■ Stated problem ■
Go through the lines below. Copy those with "muted".

(Stored items)
☆ ☆ ☆ ☆ ☆

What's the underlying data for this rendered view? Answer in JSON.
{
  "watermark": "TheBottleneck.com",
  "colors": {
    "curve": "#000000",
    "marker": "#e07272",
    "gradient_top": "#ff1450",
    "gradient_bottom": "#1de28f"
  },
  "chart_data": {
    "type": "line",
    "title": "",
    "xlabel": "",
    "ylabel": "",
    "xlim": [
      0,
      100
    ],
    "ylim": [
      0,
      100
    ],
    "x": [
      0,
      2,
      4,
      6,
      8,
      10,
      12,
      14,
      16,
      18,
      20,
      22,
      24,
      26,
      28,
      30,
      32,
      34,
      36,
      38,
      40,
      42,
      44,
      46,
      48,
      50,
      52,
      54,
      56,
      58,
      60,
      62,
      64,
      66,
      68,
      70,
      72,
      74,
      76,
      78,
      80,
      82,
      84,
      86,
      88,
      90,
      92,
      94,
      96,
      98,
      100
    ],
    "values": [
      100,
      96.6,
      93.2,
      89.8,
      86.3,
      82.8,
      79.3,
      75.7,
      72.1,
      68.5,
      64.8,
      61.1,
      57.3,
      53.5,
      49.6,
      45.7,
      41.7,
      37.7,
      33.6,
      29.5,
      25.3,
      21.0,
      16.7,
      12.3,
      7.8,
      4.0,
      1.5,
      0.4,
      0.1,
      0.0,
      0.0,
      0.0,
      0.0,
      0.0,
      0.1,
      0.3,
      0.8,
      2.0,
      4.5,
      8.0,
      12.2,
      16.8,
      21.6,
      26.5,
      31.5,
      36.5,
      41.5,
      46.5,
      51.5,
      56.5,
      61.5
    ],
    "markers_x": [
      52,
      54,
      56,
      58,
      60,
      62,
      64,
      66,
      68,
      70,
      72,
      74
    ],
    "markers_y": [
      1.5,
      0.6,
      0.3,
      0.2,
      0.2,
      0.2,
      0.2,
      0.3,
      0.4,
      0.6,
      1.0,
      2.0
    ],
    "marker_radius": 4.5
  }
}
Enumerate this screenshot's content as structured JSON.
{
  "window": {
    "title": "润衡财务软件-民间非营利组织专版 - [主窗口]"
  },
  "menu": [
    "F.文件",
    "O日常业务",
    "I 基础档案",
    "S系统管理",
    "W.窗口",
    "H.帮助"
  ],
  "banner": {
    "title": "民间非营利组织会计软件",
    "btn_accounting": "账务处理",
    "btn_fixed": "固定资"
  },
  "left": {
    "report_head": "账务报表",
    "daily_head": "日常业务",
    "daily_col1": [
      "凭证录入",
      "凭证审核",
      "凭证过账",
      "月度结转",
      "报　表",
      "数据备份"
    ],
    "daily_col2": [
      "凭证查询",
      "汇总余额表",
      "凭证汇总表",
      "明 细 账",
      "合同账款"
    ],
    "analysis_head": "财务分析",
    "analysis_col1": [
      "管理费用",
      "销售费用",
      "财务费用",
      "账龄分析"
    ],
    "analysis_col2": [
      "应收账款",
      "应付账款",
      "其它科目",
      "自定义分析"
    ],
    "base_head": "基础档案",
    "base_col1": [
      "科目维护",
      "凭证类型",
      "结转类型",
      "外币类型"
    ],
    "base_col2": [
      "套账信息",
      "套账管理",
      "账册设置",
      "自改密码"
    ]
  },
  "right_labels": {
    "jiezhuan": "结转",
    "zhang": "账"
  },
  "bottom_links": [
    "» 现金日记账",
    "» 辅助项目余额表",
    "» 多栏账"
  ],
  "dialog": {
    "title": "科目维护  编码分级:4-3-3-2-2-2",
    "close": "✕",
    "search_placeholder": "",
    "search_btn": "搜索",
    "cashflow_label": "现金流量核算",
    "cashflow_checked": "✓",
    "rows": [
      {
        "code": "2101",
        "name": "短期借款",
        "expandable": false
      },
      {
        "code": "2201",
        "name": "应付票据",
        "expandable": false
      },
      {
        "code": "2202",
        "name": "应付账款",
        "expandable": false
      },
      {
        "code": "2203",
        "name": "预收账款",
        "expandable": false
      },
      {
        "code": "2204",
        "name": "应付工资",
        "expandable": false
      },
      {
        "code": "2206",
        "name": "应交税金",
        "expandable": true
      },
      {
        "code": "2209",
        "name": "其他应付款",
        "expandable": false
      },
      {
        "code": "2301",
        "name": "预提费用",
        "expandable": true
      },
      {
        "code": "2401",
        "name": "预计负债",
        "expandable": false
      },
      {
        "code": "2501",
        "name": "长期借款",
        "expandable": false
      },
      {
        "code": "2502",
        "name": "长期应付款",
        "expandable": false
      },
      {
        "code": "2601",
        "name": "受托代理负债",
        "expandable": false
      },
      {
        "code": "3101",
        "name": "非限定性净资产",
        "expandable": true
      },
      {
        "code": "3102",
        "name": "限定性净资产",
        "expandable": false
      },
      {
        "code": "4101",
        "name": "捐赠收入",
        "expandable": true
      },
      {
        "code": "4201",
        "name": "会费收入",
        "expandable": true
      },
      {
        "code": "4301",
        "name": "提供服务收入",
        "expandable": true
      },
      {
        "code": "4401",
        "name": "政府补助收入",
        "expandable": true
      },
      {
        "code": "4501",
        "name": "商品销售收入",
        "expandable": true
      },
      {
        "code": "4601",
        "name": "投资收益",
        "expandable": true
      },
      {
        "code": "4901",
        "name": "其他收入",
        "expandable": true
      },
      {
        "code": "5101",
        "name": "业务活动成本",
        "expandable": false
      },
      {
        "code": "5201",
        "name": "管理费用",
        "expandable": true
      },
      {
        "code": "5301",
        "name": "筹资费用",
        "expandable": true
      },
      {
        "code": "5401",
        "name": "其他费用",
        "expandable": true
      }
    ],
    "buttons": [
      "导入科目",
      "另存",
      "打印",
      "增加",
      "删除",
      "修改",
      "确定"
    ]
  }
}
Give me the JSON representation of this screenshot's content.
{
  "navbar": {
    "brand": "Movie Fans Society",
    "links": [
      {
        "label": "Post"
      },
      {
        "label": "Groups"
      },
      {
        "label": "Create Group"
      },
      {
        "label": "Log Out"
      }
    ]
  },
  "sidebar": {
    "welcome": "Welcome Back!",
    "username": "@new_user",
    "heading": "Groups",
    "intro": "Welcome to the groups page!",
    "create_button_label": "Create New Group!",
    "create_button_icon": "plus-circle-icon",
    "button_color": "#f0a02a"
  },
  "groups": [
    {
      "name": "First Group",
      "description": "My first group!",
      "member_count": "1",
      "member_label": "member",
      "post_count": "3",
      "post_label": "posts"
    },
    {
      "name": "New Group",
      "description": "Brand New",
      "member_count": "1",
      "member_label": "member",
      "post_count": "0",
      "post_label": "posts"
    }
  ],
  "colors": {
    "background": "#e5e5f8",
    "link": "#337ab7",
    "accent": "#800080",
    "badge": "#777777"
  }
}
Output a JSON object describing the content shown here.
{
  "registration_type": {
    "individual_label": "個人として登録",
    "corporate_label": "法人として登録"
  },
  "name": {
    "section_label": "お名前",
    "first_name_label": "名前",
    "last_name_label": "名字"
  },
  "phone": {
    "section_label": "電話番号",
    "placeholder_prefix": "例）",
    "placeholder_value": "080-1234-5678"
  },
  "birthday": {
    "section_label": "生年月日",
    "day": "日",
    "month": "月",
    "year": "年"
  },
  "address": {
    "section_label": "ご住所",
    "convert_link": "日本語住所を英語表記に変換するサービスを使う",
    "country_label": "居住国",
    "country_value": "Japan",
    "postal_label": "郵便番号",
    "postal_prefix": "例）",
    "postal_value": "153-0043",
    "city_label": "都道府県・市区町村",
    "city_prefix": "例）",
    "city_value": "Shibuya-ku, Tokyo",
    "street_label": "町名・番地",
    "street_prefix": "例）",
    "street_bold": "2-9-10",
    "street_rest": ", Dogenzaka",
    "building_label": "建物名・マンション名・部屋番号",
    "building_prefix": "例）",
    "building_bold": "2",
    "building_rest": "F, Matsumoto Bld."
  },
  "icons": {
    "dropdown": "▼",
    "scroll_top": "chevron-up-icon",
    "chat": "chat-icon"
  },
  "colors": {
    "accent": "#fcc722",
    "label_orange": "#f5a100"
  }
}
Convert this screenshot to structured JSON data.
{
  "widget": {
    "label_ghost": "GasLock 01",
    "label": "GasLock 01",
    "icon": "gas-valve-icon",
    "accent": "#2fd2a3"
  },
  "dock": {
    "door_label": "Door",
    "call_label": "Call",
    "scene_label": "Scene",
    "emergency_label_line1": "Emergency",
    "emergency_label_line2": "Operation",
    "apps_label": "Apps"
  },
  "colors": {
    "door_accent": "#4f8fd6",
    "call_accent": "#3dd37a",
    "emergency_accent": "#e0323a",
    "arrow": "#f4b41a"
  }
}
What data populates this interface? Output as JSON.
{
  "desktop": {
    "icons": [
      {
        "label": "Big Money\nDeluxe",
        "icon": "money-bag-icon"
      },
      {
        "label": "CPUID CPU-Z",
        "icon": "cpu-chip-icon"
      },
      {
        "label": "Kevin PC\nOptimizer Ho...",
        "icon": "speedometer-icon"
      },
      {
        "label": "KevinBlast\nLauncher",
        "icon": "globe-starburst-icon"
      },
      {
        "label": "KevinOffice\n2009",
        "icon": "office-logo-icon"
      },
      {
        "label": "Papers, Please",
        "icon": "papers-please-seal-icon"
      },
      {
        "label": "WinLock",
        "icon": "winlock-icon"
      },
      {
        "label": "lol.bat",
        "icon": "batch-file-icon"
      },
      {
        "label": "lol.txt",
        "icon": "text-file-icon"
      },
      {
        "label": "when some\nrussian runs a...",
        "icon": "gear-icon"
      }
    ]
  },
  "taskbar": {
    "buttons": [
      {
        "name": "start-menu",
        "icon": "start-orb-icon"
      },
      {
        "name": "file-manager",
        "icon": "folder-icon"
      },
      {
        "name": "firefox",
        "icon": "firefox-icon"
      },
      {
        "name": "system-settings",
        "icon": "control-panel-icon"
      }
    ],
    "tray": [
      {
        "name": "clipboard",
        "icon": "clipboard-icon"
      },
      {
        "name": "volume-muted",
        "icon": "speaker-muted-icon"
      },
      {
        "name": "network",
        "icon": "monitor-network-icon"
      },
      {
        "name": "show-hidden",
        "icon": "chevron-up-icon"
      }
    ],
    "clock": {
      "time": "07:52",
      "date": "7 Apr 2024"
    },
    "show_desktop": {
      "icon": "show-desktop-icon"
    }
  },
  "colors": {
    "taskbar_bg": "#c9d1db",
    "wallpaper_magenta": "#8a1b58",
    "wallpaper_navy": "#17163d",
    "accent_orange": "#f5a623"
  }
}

☆ ☆ ☆ ☆ ☆

■ Exercise output ■
        "name": "volume-muted",
        "icon": "speaker-muted-icon"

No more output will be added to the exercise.